▶ **Written task**
Reproduce the listing below in full and without alteration, apart from its pictures.

▶ **Supplied material**
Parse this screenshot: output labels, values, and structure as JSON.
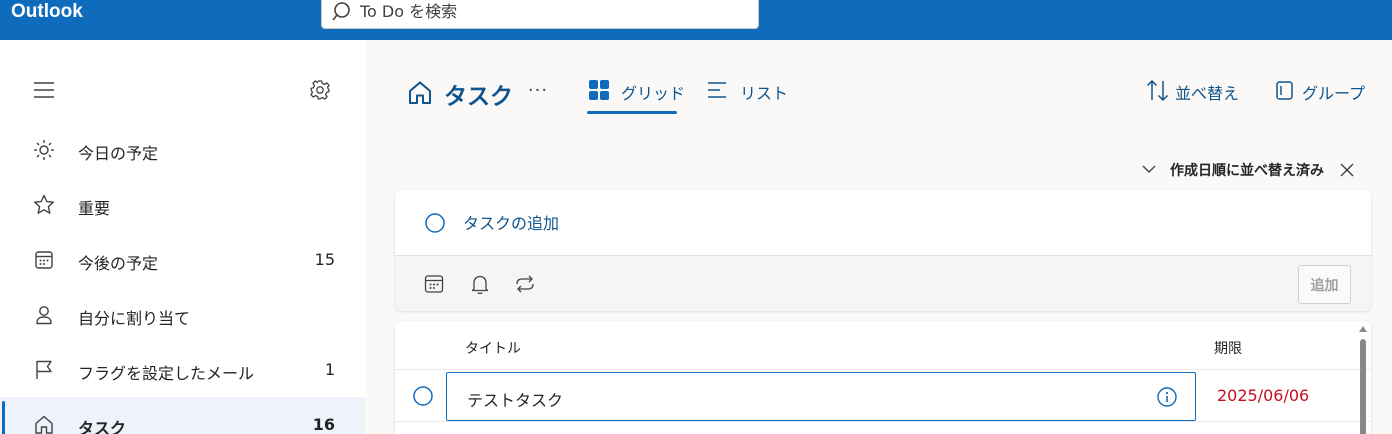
{
  "app": {
    "title": "Outlook"
  },
  "search": {
    "placeholder": "To Do を検索",
    "icon": "search-icon"
  },
  "sidebar": {
    "menu_icon": "hamburger-icon",
    "settings_icon": "gear-icon",
    "items": [
      {
        "label": "今日の予定",
        "count": "",
        "icon": "sun-icon"
      },
      {
        "label": "重要",
        "count": "",
        "icon": "star-icon"
      },
      {
        "label": "今後の予定",
        "count": "15",
        "icon": "calendar-icon"
      },
      {
        "label": "自分に割り当て",
        "count": "",
        "icon": "person-icon"
      },
      {
        "label": "フラグを設定したメール",
        "count": "1",
        "icon": "flag-icon"
      },
      {
        "label": "タスク",
        "count": "16",
        "icon": "home-icon",
        "active": true
      }
    ]
  },
  "header": {
    "title": "タスク",
    "more": "···",
    "tabs": [
      {
        "label": "グリッド",
        "icon": "grid-icon",
        "active": true
      },
      {
        "label": "リスト",
        "icon": "list-icon",
        "active": false
      }
    ],
    "sort_label": "並べ替え",
    "group_label": "グループ",
    "sort_status": "作成日順に並べ替え済み"
  },
  "add_task": {
    "placeholder": "タスクの追加",
    "button_label": "追加"
  },
  "task_list": {
    "columns": {
      "title": "タイトル",
      "due": "期限"
    },
    "rows": [
      {
        "title": "テストタスク",
        "due": "2025/06/06"
      }
    ]
  },
  "colors": {
    "accent": "#0f6cbd",
    "accent_text": "#0f548c",
    "overdue": "#c50f1f"
  }
}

▶ **Solution to this exercise**
Parse this screenshot: output labels, values, and structure as JSON.
{
  "app": {
    "title": "Outlook"
  },
  "search": {
    "placeholder": "To Do を検索",
    "icon": "search-icon"
  },
  "sidebar": {
    "menu_icon": "hamburger-icon",
    "settings_icon": "gear-icon",
    "items": [
      {
        "label": "今日の予定",
        "count": "",
        "icon": "sun-icon"
      },
      {
        "label": "重要",
        "count": "",
        "icon": "star-icon"
      },
      {
        "label": "今後の予定",
        "count": "15",
        "icon": "calendar-icon"
      },
      {
        "label": "自分に割り当て",
        "count": "",
        "icon": "person-icon"
      },
      {
        "label": "フラグを設定したメール",
        "count": "1",
        "icon": "flag-icon"
      },
      {
        "label": "タスク",
        "count": "16",
        "icon": "home-icon",
        "active": true
      }
    ]
  },
  "header": {
    "title": "タスク",
    "more": "···",
    "tabs": [
      {
        "label": "グリッド",
        "icon": "grid-icon",
        "active": true
      },
      {
        "label": "リスト",
        "icon": "list-icon",
        "active": false
      }
    ],
    "sort_label": "並べ替え",
    "group_label": "グループ",
    "sort_status": "作成日順に並べ替え済み"
  },
  "add_task": {
    "placeholder": "タスクの追加",
    "button_label": "追加"
  },
  "task_list": {
    "columns": {
      "title": "タイトル",
      "due": "期限"
    },
    "rows": [
      {
        "title": "テストタスク",
        "due": "2025/06/06"
      }
    ]
  },
  "colors": {
    "accent": "#0f6cbd",
    "accent_text": "#0f548c",
    "overdue": "#c50f1f"
  }
}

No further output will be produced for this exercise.